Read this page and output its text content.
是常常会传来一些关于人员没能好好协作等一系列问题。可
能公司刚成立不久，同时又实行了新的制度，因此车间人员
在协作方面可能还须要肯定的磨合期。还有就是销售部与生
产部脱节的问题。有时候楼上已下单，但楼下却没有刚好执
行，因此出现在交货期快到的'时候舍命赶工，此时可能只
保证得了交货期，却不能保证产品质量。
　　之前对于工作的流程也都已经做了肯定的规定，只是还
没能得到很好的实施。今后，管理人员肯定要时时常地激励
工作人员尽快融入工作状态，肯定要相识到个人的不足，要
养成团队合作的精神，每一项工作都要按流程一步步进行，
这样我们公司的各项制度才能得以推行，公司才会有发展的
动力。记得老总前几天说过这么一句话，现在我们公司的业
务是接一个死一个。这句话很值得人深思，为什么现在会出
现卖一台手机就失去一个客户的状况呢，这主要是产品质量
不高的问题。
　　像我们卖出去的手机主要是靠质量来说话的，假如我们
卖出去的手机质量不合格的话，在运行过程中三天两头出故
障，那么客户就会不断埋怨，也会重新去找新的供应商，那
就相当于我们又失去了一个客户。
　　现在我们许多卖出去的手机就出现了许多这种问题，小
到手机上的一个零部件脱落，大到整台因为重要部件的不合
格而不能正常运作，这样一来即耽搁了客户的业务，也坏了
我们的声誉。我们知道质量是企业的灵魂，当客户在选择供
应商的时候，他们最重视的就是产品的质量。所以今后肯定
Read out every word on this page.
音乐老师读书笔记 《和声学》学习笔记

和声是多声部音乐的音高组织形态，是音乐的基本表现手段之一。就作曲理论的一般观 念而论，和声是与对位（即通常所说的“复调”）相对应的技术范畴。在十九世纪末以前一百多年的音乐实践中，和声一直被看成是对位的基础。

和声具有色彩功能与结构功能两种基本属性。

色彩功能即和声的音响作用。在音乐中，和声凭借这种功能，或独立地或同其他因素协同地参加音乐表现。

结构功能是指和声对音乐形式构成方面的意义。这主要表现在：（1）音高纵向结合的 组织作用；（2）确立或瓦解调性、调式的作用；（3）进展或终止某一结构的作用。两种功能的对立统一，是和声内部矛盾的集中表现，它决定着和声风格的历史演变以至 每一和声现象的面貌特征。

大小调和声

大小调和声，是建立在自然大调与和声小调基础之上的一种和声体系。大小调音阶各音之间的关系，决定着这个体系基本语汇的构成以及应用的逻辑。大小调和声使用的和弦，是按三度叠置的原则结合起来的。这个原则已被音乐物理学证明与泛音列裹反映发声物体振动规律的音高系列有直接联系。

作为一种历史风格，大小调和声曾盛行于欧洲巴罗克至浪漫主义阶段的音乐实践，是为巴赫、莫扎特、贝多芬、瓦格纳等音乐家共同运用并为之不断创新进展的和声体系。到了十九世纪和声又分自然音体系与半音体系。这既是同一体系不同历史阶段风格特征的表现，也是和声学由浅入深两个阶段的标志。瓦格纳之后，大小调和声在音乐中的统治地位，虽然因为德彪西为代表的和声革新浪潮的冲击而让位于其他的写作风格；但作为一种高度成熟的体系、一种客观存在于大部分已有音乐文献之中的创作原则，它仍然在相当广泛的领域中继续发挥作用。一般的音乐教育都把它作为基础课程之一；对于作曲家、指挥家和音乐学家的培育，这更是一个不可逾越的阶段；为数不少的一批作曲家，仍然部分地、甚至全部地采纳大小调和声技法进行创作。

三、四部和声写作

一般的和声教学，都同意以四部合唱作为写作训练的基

━━━

Task statement:
Copy out all the entries shown above, character for character.

Reply:
Read this page and output its text content.
是常常会传来一些关于人员没能好好协作等一系列问题。可
能公司刚成立不久，同时又实行了新的制度，因此车间人员
在协作方面可能还须要肯定的磨合期。还有就是销售部与生
产部脱节的问题。有时候楼上已下单，但楼下却没有刚好执
行，因此出现在交货期快到的'时候舍命赶工，此时可能只
保证得了交货期，却不能保证产品质量。
　　之前对于工作的流程也都已经做了肯定的规定，只是还
没能得到很好的实施。今后，管理人员肯定要时时常地激励
工作人员尽快融入工作状态，肯定要相识到个人的不足，要
养成团队合作的精神，每一项工作都要按流程一步步进行，
这样我们公司的各项制度才能得以推行，公司才会有发展的
动力。记得老总前几天说过这么一句话，现在我们公司的业
务是接一个死一个。这句话很值得人深思，为什么现在会出
现卖一台手机就失去一个客户的状况呢，这主要是产品质量
不高的问题。
　　像我们卖出去的手机主要是靠质量来说话的，假如我们
卖出去的手机质量不合格的话，在运行过程中三天两头出故
障，那么客户就会不断埋怨，也会重新去找新的供应商，那
就相当于我们又失去了一个客户。
　　现在我们许多卖出去的手机就出现了许多这种问题，小
到手机上的一个零部件脱落，大到整台因为重要部件的不合
格而不能正常运作，这样一来即耽搁了客户的业务，也坏了
我们的声誉。我们知道质量是企业的灵魂，当客户在选择供
应商的时候，他们最重视的就是产品的质量。所以今后肯定
Read out every word on this page.
音乐老师读书笔记 《和声学》学习笔记

和声是多声部音乐的音高组织形态，是音乐的基本表现手段之一。就作曲理论的一般观 念而论，和声是与对位（即通常所说的“复调”）相对应的技术范畴。在十九世纪末以前一百多年的音乐实践中，和声一直被看成是对位的基础。

和声具有色彩功能与结构功能两种基本属性。

色彩功能即和声的音响作用。在音乐中，和声凭借这种功能，或独立地或同其他因素协同地参加音乐表现。

结构功能是指和声对音乐形式构成方面的意义。这主要表现在：（1）音高纵向结合的 组织作用；（2）确立或瓦解调性、调式的作用；（3）进展或终止某一结构的作用。两种功能的对立统一，是和声内部矛盾的集中表现，它决定着和声风格的历史演变以至 每一和声现象的面貌特征。

大小调和声

大小调和声，是建立在自然大调与和声小调基础之上的一种和声体系。大小调音阶各音之间的关系，决定着这个体系基本语汇的构成以及应用的逻辑。大小调和声使用的和弦，是按三度叠置的原则结合起来的。这个原则已被音乐物理学证明与泛音列裹反映发声物体振动规律的音高系列有直接联系。

作为一种历史风格，大小调和声曾盛行于欧洲巴罗克至浪漫主义阶段的音乐实践，是为巴赫、莫扎特、贝多芬、瓦格纳等音乐家共同运用并为之不断创新进展的和声体系。到了十九世纪和声又分自然音体系与半音体系。这既是同一体系不同历史阶段风格特征的表现，也是和声学由浅入深两个阶段的标志。瓦格纳之后，大小调和声在音乐中的统治地位，虽然因为德彪西为代表的和声革新浪潮的冲击而让位于其他的写作风格；但作为一种高度成熟的体系、一种客观存在于大部分已有音乐文献之中的创作原则，它仍然在相当广泛的领域中继续发挥作用。一般的音乐教育都把它作为基础课程之一；对于作曲家、指挥家和音乐学家的培育，这更是一个不可逾越的阶段；为数不少的一批作曲家，仍然部分地、甚至全部地采纳大小调和声技法进行创作。

三、四部和声写作

一般的和声教学，都同意以四部合唱作为写作训练的基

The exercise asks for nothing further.